»»

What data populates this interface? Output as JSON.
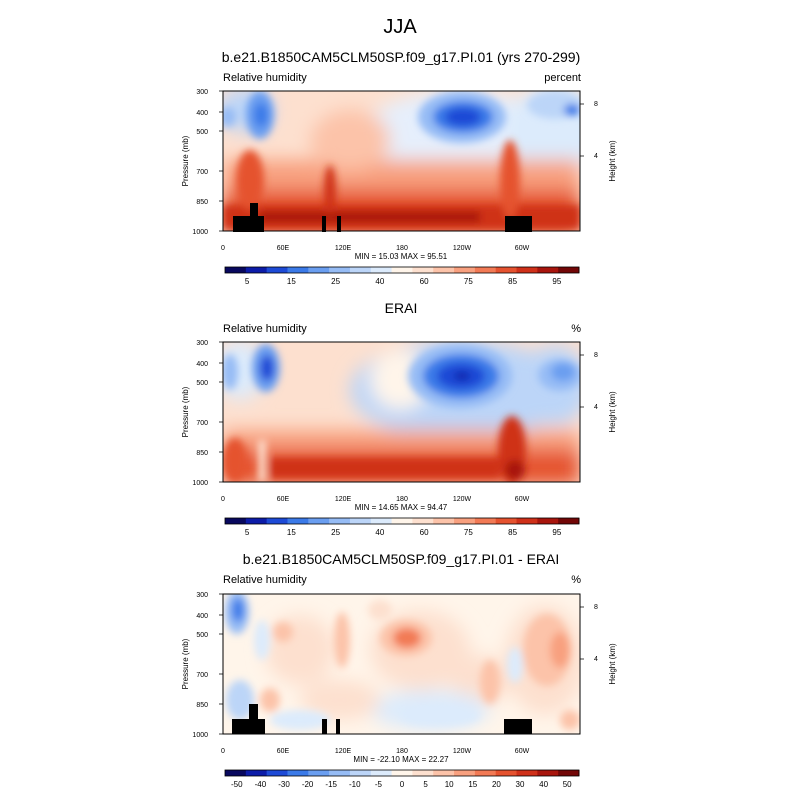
{
  "figure_title": "JJA",
  "chart_data": [
    {
      "type": "heatmap",
      "title": "b.e21.B1850CAM5CLM50SP.f09_g17.PI.01 (yrs 270-299)",
      "left_string": "Relative humidity",
      "right_string": "percent",
      "ylabel": "Pressure (mb)",
      "right_axis_label": "Height (km)",
      "x_ticks": [
        "0",
        "60E",
        "120E",
        "180",
        "120W",
        "60W"
      ],
      "y_ticks": [
        "300",
        "400",
        "500",
        "700",
        "850",
        "1000"
      ],
      "height_ticks": [
        "8",
        "4"
      ],
      "min_max": "MIN = 15.03   MAX = 95.51",
      "colorbar_labels": [
        "5",
        "15",
        "25",
        "40",
        "60",
        "75",
        "85",
        "95"
      ],
      "palette": [
        "#08085e",
        "#0c1ca8",
        "#1d4ad6",
        "#3b7ae8",
        "#6a9ef0",
        "#96bcf5",
        "#bcd5f8",
        "#dcebfc",
        "#fff5ea",
        "#fde0cf",
        "#fcc3a9",
        "#f8a07f",
        "#f27a55",
        "#e5522f",
        "#cf3019",
        "#a8150d",
        "#720707"
      ],
      "min": 15.03,
      "max": 95.51
    },
    {
      "type": "heatmap",
      "title": "ERAI",
      "left_string": "Relative humidity",
      "right_string": "%",
      "ylabel": "Pressure (mb)",
      "right_axis_label": "Height (km)",
      "x_ticks": [
        "0",
        "60E",
        "120E",
        "180",
        "120W",
        "60W"
      ],
      "y_ticks": [
        "300",
        "400",
        "500",
        "700",
        "850",
        "1000"
      ],
      "height_ticks": [
        "8",
        "4"
      ],
      "min_max": "MIN = 14.65   MAX = 94.47",
      "colorbar_labels": [
        "5",
        "15",
        "25",
        "40",
        "60",
        "75",
        "85",
        "95"
      ],
      "palette": [
        "#08085e",
        "#0c1ca8",
        "#1d4ad6",
        "#3b7ae8",
        "#6a9ef0",
        "#96bcf5",
        "#bcd5f8",
        "#dcebfc",
        "#fff5ea",
        "#fde0cf",
        "#fcc3a9",
        "#f8a07f",
        "#f27a55",
        "#e5522f",
        "#cf3019",
        "#a8150d",
        "#720707"
      ],
      "min": 14.65,
      "max": 94.47
    },
    {
      "type": "heatmap",
      "title": "b.e21.B1850CAM5CLM50SP.f09_g17.PI.01 - ERAI",
      "left_string": "Relative humidity",
      "right_string": "%",
      "ylabel": "Pressure (mb)",
      "right_axis_label": "Height (km)",
      "x_ticks": [
        "0",
        "60E",
        "120E",
        "180",
        "120W",
        "60W"
      ],
      "y_ticks": [
        "300",
        "400",
        "500",
        "700",
        "850",
        "1000"
      ],
      "height_ticks": [
        "8",
        "4"
      ],
      "min_max": "MIN = -22.10   MAX = 22.27",
      "colorbar_labels": [
        "-50",
        "-40",
        "-30",
        "-20",
        "-15",
        "-10",
        "-5",
        "0",
        "5",
        "10",
        "15",
        "20",
        "30",
        "40",
        "50"
      ],
      "palette": [
        "#08085e",
        "#0c1ca8",
        "#1d4ad6",
        "#3b7ae8",
        "#6a9ef0",
        "#96bcf5",
        "#bcd5f8",
        "#dcebfc",
        "#fff5ea",
        "#fde0cf",
        "#fcc3a9",
        "#f8a07f",
        "#f27a55",
        "#e5522f",
        "#cf3019",
        "#a8150d",
        "#720707"
      ],
      "min": -22.1,
      "max": 22.27
    }
  ]
}
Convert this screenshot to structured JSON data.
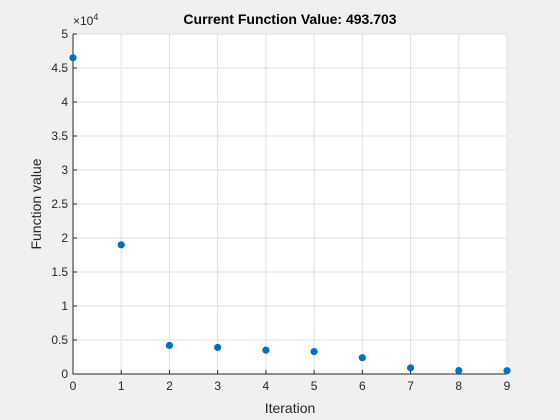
{
  "chart_data": {
    "type": "scatter",
    "title": "Current Function Value: 493.703",
    "xlabel": "Iteration",
    "ylabel": "Function value",
    "exponent_label": "×10",
    "exponent_power": "4",
    "xlim": [
      0,
      9
    ],
    "ylim": [
      0,
      5
    ],
    "xticks": [
      "0",
      "1",
      "2",
      "3",
      "4",
      "5",
      "6",
      "7",
      "8",
      "9"
    ],
    "yticks": [
      "0",
      "0.5",
      "1",
      "1.5",
      "2",
      "2.5",
      "3",
      "3.5",
      "4",
      "4.5",
      "5"
    ],
    "grid": true,
    "marker_color": "#0072bd",
    "x": [
      0,
      1,
      2,
      3,
      4,
      5,
      6,
      7,
      8,
      9
    ],
    "y": [
      4.65,
      1.9,
      0.42,
      0.39,
      0.35,
      0.33,
      0.24,
      0.09,
      0.05,
      0.049
    ]
  }
}
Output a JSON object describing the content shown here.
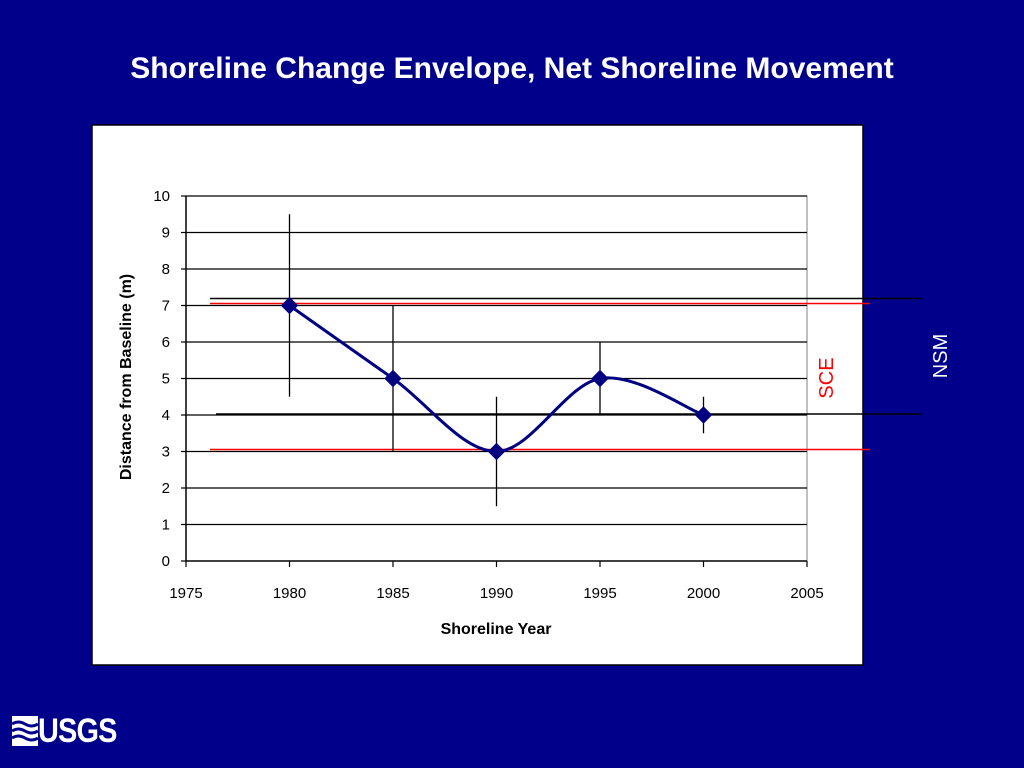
{
  "slide": {
    "title": "Shoreline Change Envelope, Net Shoreline Movement",
    "logo_text": "USGS"
  },
  "colors": {
    "background": "#00008a",
    "series_line": "#000080",
    "sce_lines": "#ff0000",
    "nsm_lines": "#000000",
    "sce_label": "#ff0000",
    "nsm_label": "#ffffff"
  },
  "chart_data": {
    "type": "line",
    "title": "",
    "xlabel": "Shoreline Year",
    "ylabel": "Distance from Baseline (m)",
    "xlim": [
      1975,
      2005
    ],
    "ylim": [
      0,
      10
    ],
    "xticks": [
      1975,
      1980,
      1985,
      1990,
      1995,
      2000,
      2005
    ],
    "yticks": [
      0,
      1,
      2,
      3,
      4,
      5,
      6,
      7,
      8,
      9,
      10
    ],
    "grid": "horizontal",
    "series": [
      {
        "marker": "diamond",
        "smooth": true,
        "x": [
          1980,
          1985,
          1990,
          1995,
          2000
        ],
        "y": [
          7,
          5,
          3,
          5,
          4
        ],
        "error_low": [
          4.5,
          3,
          1.5,
          4,
          3.5
        ],
        "error_high": [
          9.5,
          7,
          4.5,
          6,
          4.5
        ]
      }
    ],
    "reference_lines": [
      {
        "label": "SCE",
        "values": [
          7,
          3
        ]
      },
      {
        "label": "NSM",
        "values": [
          7,
          4
        ]
      }
    ]
  }
}
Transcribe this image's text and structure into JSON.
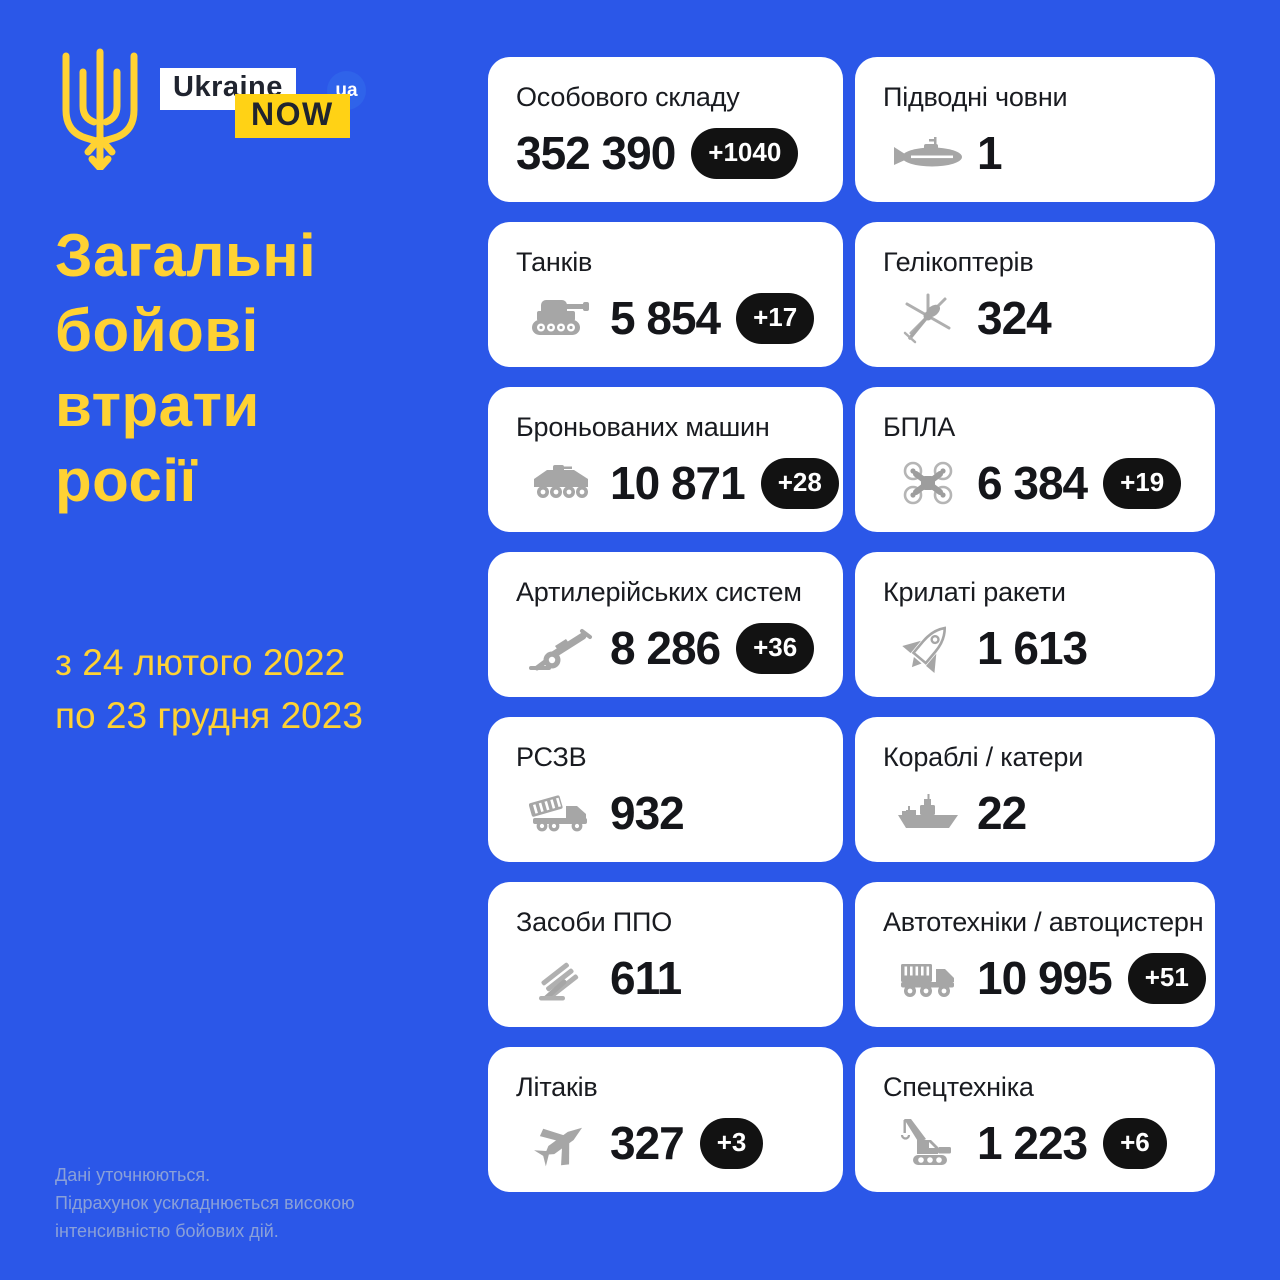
{
  "brand": {
    "ukraine": "Ukraine",
    "now": "NOW",
    "ua": "ua"
  },
  "title_lines": [
    "Загальні",
    "бойові",
    "втрати",
    "росії"
  ],
  "period_lines": [
    "з 24 лютого 2022",
    "по 23 грудня 2023"
  ],
  "footnote_lines": [
    "Дані уточнюються.",
    "Підрахунок ускладнюється високою",
    "інтенсивністю бойових дій."
  ],
  "colors": {
    "background": "#2b57e8",
    "accent_yellow": "#ffd233",
    "card_bg": "#ffffff",
    "pill_bg": "#121212",
    "icon_gray": "#a6a6a6",
    "footnote_text": "#8aa0d8"
  },
  "cards": [
    {
      "label": "Особового складу",
      "icon": null,
      "value": "352 390",
      "delta": "+1040"
    },
    {
      "label": "Підводні човни",
      "icon": "submarine-icon",
      "value": "1",
      "delta": null
    },
    {
      "label": "Танків",
      "icon": "tank-icon",
      "value": "5 854",
      "delta": "+17"
    },
    {
      "label": "Гелікоптерів",
      "icon": "helicopter-icon",
      "value": "324",
      "delta": null
    },
    {
      "label": "Броньованих машин",
      "icon": "apc-icon",
      "value": "10 871",
      "delta": "+28"
    },
    {
      "label": "БПЛА",
      "icon": "drone-icon",
      "value": "6 384",
      "delta": "+19"
    },
    {
      "label": "Артилерійських систем",
      "icon": "artillery-icon",
      "value": "8 286",
      "delta": "+36"
    },
    {
      "label": "Крилаті ракети",
      "icon": "missile-icon",
      "value": "1 613",
      "delta": null
    },
    {
      "label": "РСЗВ",
      "icon": "mlrs-icon",
      "value": "932",
      "delta": null
    },
    {
      "label": "Кораблі / катери",
      "icon": "ship-icon",
      "value": "22",
      "delta": null
    },
    {
      "label": "Засоби ППО",
      "icon": "air-defense-icon",
      "value": "611",
      "delta": null
    },
    {
      "label": "Автотехніки / автоцистерн",
      "icon": "truck-icon",
      "value": "10 995",
      "delta": "+51"
    },
    {
      "label": "Літаків",
      "icon": "fighter-jet-icon",
      "value": "327",
      "delta": "+3"
    },
    {
      "label": "Спецтехніка",
      "icon": "crane-icon",
      "value": "1 223",
      "delta": "+6"
    }
  ],
  "chart_data": {
    "type": "table",
    "title": "Загальні бойові втрати росії",
    "subtitle": "з 24 лютого 2022 по 23 грудня 2023",
    "columns": [
      "category",
      "total",
      "change_last_day"
    ],
    "rows": [
      [
        "Особового складу",
        352390,
        1040
      ],
      [
        "Підводні човни",
        1,
        null
      ],
      [
        "Танків",
        5854,
        17
      ],
      [
        "Гелікоптерів",
        324,
        null
      ],
      [
        "Броньованих машин",
        10871,
        28
      ],
      [
        "БПЛА",
        6384,
        19
      ],
      [
        "Артилерійських систем",
        8286,
        36
      ],
      [
        "Крилаті ракети",
        1613,
        null
      ],
      [
        "РСЗВ",
        932,
        null
      ],
      [
        "Кораблі / катери",
        22,
        null
      ],
      [
        "Засоби ППО",
        611,
        null
      ],
      [
        "Автотехніки / автоцистерн",
        10995,
        51
      ],
      [
        "Літаків",
        327,
        3
      ],
      [
        "Спецтехніка",
        1223,
        6
      ]
    ]
  }
}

««

(TASK DIRECTIONS)
Filter the records for lines holding the string "Підводні". Copy each one.

(RESULT OF THE EXERCISE)
      "label": "Підводні човни",
        "Підводні човни",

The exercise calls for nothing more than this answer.